_DO THIS_:
Transcribe the tail of the listing: start at the line containing "Enumerate this screenshot's" and stop after the last line, keeping every character as is and adding nothing.

_RECORDS PROVIDED_:
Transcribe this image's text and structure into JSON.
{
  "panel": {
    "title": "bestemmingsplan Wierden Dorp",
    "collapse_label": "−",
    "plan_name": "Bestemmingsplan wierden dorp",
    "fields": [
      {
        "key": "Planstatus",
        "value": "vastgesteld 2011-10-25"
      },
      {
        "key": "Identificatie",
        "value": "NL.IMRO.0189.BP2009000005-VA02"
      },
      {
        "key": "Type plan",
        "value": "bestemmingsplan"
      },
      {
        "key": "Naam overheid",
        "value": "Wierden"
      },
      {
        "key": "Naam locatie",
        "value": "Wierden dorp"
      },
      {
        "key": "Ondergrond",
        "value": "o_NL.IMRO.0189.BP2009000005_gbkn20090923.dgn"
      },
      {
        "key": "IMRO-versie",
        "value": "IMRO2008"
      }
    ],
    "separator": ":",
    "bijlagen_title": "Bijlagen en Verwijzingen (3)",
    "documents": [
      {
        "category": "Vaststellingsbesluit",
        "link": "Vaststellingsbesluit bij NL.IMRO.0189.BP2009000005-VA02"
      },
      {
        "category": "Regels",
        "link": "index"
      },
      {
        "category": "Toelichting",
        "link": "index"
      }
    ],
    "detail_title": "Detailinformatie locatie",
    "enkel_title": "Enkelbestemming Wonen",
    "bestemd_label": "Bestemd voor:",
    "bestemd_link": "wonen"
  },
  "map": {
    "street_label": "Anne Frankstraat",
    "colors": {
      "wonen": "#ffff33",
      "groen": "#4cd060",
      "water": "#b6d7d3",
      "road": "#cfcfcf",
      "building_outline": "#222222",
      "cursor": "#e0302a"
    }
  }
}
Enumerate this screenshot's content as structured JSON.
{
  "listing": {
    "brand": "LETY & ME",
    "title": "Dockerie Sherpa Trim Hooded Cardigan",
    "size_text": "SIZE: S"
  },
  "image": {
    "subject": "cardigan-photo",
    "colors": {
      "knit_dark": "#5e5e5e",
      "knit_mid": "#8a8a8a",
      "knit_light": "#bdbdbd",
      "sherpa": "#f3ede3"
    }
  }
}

_RESPONSE_:
Enumerate this screenshot's content as structured JSON.
{
  "listing": {
    "brand": "LETY & ME",
    "title": "Dockerie Sherpa Trim Hooded Cardigan",
    "size_text": "SIZE: S"
  },
  "image": {
    "subject": "cardigan-photo",
    "colors": {
      "knit_dark": "#5e5e5e",
      "knit_mid": "#8a8a8a",
      "knit_light": "#bdbdbd",
      "sherpa": "#f3ede3"
    }
  }
}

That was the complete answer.